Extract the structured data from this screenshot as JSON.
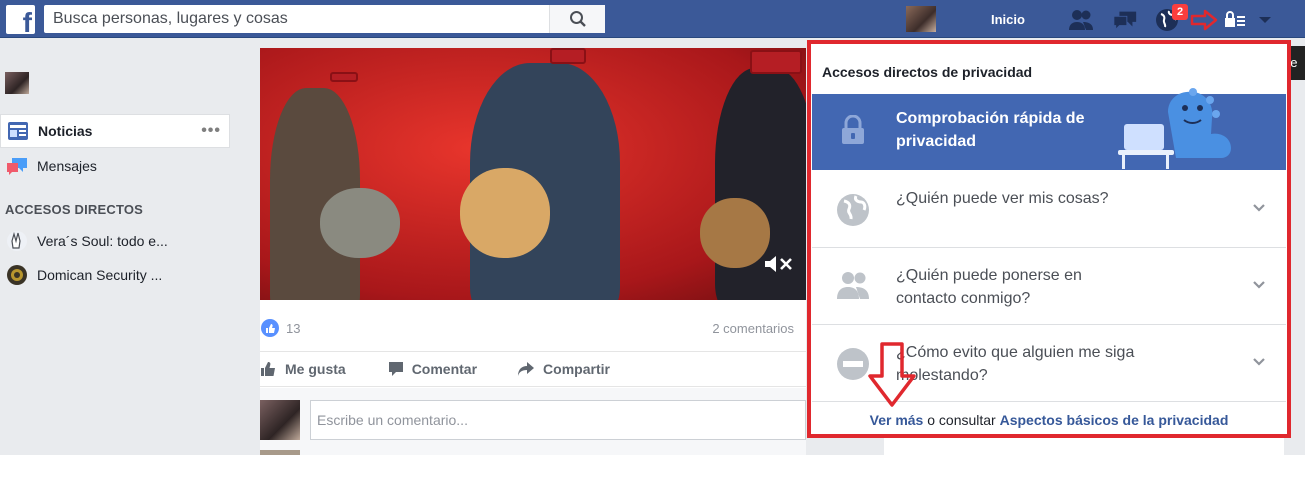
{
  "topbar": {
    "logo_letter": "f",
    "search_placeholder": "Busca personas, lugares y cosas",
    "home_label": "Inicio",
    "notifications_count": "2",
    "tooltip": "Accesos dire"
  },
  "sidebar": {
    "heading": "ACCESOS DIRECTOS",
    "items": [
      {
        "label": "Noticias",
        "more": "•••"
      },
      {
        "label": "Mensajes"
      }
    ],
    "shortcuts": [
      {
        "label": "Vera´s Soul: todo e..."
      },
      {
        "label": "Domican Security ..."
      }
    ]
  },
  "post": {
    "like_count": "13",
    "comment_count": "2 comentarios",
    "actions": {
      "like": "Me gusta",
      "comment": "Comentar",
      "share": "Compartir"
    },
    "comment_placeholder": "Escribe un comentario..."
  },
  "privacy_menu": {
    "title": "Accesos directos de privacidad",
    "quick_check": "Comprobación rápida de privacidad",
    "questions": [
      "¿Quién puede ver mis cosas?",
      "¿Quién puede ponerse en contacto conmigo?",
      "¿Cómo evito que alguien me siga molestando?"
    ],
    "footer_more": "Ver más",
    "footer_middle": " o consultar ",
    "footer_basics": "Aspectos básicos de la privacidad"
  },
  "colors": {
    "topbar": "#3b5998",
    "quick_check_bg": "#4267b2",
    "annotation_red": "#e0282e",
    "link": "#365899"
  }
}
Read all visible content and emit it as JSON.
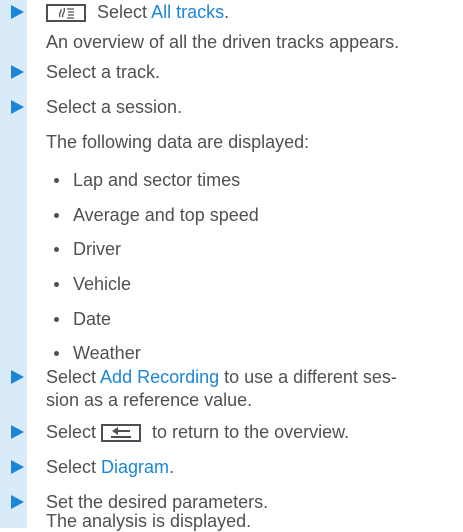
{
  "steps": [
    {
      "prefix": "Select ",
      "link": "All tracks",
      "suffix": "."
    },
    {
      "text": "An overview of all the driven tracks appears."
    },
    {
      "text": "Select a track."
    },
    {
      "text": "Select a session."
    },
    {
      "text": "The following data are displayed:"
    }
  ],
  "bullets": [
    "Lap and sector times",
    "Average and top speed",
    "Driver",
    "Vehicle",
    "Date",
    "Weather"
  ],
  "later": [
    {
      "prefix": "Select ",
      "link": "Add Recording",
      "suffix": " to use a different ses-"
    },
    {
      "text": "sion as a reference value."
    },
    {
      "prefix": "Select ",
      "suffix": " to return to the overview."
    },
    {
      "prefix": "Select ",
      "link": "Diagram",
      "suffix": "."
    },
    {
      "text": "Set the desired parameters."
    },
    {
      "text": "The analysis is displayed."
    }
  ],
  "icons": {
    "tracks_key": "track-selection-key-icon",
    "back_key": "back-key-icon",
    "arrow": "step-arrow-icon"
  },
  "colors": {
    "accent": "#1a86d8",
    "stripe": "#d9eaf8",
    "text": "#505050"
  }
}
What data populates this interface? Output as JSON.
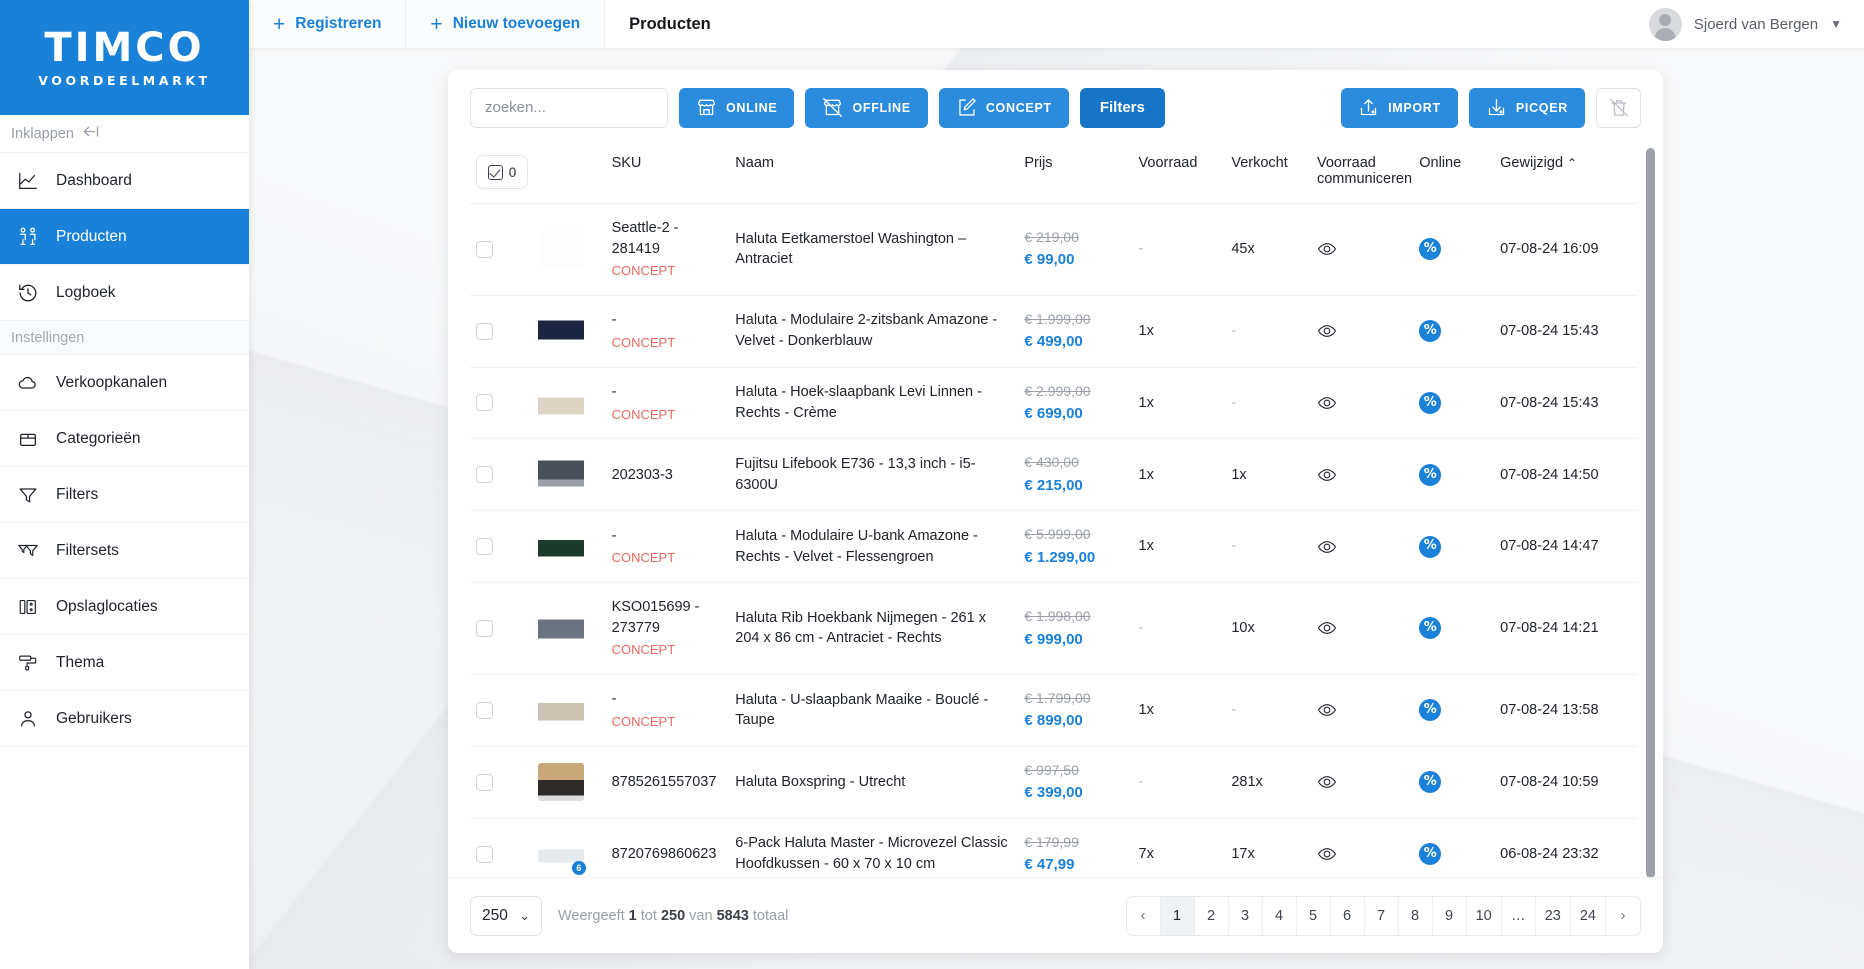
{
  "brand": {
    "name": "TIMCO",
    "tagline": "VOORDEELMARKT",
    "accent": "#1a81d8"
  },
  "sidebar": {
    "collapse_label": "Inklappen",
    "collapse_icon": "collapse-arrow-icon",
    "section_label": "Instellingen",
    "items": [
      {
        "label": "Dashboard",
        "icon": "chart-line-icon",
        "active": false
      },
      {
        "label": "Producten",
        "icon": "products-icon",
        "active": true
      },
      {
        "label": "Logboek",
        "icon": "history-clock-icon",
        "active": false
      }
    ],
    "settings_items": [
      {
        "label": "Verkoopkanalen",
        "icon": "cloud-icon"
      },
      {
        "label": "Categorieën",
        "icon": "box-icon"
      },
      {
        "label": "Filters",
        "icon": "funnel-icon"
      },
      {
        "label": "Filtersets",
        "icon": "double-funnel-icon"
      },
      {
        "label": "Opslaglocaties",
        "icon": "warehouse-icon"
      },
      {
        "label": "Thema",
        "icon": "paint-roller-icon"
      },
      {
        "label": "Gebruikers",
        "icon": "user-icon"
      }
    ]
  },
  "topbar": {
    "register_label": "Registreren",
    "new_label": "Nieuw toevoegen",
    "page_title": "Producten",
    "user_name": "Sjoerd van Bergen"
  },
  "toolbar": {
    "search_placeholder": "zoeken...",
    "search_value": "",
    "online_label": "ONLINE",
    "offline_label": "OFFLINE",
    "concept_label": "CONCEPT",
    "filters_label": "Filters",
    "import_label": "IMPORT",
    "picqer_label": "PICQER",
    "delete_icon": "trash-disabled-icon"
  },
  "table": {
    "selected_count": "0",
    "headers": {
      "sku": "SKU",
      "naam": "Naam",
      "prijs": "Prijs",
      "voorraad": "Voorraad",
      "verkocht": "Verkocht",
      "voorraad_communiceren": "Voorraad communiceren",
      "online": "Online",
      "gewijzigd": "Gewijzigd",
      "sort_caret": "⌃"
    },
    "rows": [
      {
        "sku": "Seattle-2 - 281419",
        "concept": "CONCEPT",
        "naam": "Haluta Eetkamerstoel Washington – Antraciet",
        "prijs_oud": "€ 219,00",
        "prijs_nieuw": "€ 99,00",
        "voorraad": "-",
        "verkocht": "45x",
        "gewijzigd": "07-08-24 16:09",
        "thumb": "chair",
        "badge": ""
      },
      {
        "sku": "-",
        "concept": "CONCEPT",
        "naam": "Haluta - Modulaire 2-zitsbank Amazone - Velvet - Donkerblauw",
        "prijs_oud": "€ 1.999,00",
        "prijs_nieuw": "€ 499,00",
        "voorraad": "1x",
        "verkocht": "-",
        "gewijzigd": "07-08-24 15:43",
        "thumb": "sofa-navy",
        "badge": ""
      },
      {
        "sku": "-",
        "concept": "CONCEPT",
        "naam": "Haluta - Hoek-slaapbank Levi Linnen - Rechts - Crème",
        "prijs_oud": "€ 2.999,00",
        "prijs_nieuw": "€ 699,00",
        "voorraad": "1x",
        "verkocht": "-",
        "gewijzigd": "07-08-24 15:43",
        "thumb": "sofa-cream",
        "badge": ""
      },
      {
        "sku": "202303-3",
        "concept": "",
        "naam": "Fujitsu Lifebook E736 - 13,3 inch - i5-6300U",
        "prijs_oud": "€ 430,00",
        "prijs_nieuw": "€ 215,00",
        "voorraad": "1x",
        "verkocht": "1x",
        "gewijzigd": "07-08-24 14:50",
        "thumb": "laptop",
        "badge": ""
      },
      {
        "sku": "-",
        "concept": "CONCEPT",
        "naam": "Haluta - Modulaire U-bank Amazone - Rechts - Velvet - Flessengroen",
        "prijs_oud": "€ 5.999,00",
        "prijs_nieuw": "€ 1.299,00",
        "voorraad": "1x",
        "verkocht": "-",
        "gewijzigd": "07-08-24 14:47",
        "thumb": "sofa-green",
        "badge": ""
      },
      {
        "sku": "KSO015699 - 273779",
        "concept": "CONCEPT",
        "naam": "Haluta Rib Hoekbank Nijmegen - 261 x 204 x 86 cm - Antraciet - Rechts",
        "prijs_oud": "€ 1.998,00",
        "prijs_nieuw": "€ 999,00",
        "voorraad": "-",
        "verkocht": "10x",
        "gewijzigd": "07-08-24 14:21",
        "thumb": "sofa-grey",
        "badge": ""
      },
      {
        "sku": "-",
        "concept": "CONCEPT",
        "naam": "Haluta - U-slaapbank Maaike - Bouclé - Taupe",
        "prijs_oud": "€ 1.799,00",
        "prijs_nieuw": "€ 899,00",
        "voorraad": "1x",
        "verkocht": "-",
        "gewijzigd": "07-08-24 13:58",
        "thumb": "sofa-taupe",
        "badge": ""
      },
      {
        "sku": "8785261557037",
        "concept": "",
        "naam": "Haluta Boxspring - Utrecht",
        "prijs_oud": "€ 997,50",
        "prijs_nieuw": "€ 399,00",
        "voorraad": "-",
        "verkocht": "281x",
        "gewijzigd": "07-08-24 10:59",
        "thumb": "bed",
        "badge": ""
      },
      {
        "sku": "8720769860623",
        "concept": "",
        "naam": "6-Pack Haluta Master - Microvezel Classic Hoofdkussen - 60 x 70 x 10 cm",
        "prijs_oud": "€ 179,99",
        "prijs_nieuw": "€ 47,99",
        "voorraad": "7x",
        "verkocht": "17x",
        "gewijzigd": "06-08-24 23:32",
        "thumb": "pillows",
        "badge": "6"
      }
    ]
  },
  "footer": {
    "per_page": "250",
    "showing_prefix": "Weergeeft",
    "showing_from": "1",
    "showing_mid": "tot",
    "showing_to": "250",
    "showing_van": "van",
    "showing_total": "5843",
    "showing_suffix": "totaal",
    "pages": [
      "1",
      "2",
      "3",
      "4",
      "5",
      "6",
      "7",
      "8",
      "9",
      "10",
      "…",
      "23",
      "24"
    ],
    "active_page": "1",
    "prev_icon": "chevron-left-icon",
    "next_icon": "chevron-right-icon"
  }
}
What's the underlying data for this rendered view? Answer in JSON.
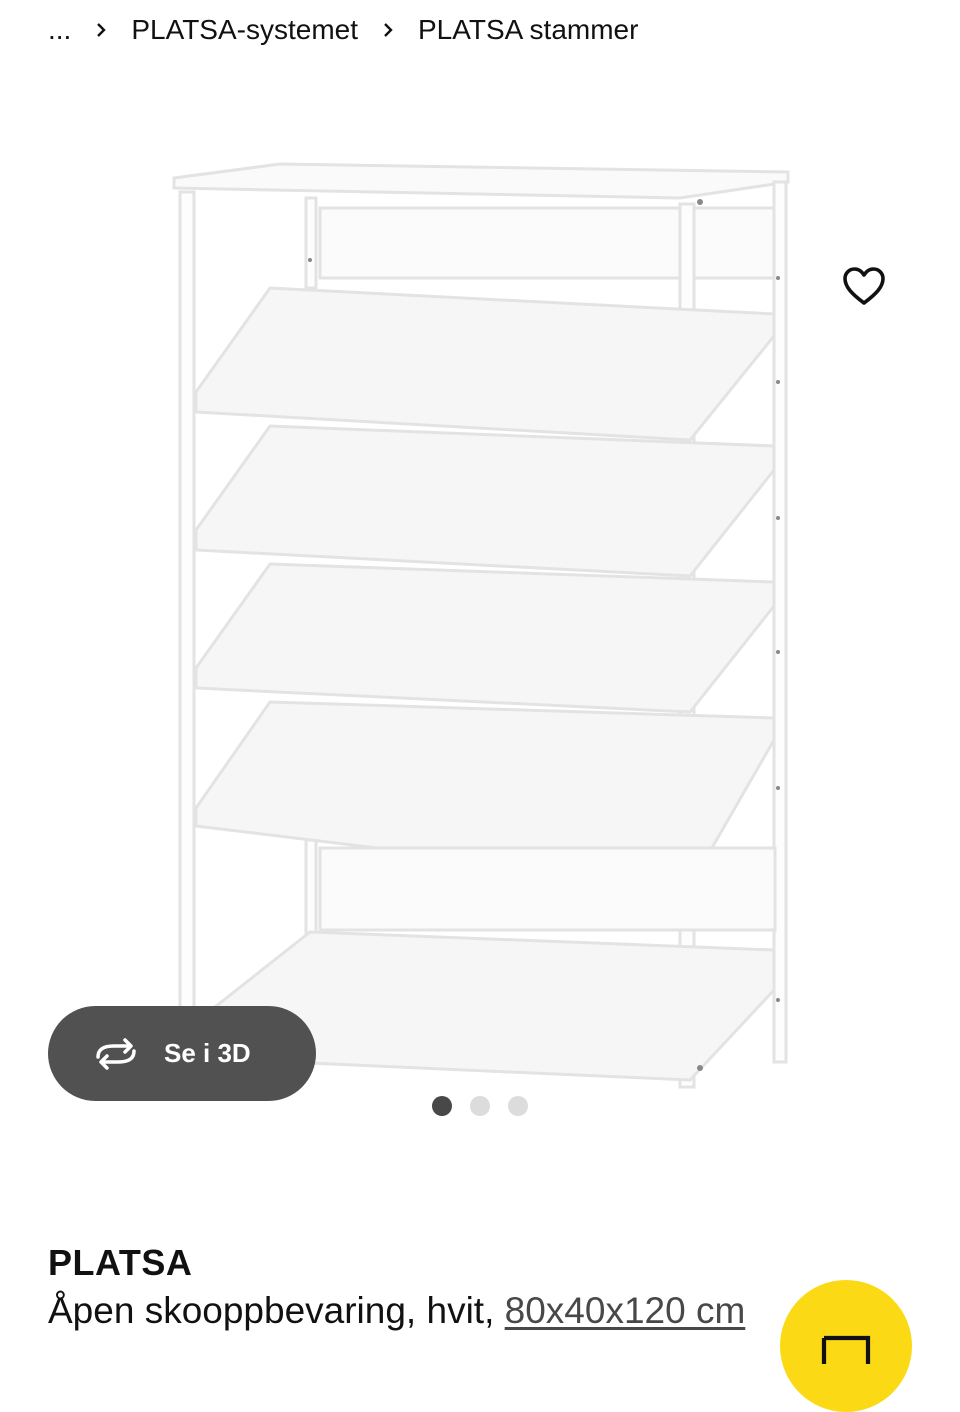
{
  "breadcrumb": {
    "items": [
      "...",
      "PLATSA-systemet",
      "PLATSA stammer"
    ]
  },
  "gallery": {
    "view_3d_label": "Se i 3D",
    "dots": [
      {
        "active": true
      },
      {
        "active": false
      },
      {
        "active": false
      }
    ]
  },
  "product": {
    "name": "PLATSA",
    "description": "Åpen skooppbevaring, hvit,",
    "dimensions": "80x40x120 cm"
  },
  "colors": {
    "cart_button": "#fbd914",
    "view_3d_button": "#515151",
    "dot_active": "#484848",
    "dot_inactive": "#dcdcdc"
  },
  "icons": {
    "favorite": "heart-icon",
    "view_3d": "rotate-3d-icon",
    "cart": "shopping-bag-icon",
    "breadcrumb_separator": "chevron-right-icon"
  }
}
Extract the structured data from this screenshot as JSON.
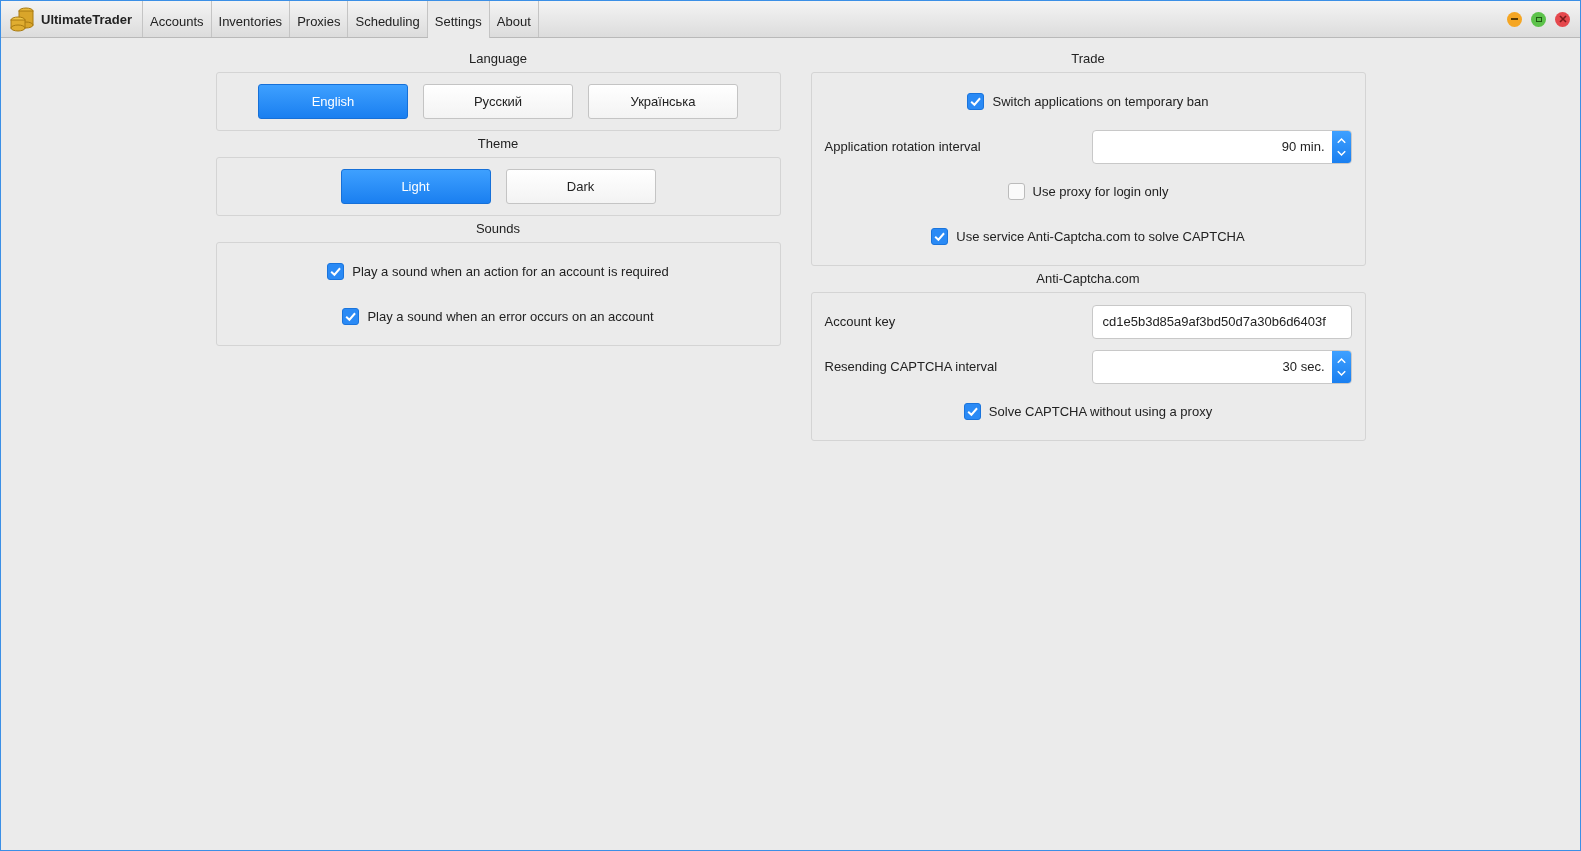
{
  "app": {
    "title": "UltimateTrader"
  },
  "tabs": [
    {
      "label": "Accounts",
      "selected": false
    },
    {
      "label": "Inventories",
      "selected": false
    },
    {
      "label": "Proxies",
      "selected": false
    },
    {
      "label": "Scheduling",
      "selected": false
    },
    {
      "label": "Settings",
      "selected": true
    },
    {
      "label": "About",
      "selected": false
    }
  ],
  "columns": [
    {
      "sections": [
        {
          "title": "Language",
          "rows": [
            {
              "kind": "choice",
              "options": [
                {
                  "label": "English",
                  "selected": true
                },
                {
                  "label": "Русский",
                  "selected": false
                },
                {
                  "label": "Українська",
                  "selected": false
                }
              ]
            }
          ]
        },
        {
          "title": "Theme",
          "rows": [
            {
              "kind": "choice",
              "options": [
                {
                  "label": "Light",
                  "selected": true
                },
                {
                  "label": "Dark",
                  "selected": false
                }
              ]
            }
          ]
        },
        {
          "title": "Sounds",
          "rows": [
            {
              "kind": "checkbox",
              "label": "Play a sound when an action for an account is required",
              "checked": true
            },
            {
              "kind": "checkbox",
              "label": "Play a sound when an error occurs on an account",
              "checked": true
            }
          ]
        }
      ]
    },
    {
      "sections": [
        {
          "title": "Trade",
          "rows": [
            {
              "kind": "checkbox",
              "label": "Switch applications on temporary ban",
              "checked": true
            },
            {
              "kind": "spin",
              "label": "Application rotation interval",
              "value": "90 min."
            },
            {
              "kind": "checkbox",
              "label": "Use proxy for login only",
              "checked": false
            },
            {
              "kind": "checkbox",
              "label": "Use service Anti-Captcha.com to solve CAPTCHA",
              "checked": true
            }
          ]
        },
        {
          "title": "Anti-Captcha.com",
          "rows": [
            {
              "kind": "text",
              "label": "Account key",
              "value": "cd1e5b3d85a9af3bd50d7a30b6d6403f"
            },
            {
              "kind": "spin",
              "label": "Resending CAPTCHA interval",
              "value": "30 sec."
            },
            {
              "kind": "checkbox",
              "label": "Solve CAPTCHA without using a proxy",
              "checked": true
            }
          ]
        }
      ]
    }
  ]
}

•••••

Aim of the exercise: Identify and list each line with the word "proxy".

The result:
              "label": "Use proxy for login only",
              "label": "Solve CAPTCHA without using a proxy",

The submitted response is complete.